> [GIVEN REQUEST] Skip the images. Copy the records exactly as written.

Stored data entries
####################

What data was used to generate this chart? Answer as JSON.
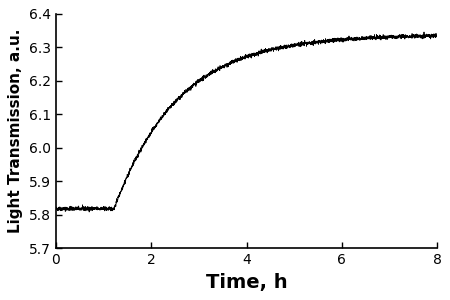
{
  "xlabel": "Time, h",
  "ylabel": "Light Transmission, a.u.",
  "xlim": [
    0,
    8
  ],
  "ylim": [
    5.7,
    6.4
  ],
  "xticks": [
    0,
    2,
    4,
    6,
    8
  ],
  "yticks": [
    5.7,
    5.8,
    5.9,
    6.0,
    6.1,
    6.2,
    6.3,
    6.4
  ],
  "line_color": "#000000",
  "background_color": "#ffffff",
  "initial_value": 5.818,
  "plateau_value": 6.338,
  "step_time": 1.22,
  "tau": 1.35,
  "noise_amplitude": 0.003,
  "n_points": 3000,
  "xlabel_fontsize": 14,
  "ylabel_fontsize": 11,
  "tick_labelsize": 10
}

####################

> [TASK OUTPUT]
What data was used to generate this chart? Answer as JSON.
{
  "xlabel": "Time, h",
  "ylabel": "Light Transmission, a.u.",
  "xlim": [
    0,
    8
  ],
  "ylim": [
    5.7,
    6.4
  ],
  "xticks": [
    0,
    2,
    4,
    6,
    8
  ],
  "yticks": [
    5.7,
    5.8,
    5.9,
    6.0,
    6.1,
    6.2,
    6.3,
    6.4
  ],
  "line_color": "#000000",
  "background_color": "#ffffff",
  "initial_value": 5.818,
  "plateau_value": 6.338,
  "step_time": 1.22,
  "tau": 1.35,
  "noise_amplitude": 0.003,
  "n_points": 3000,
  "xlabel_fontsize": 14,
  "ylabel_fontsize": 11,
  "tick_labelsize": 10
}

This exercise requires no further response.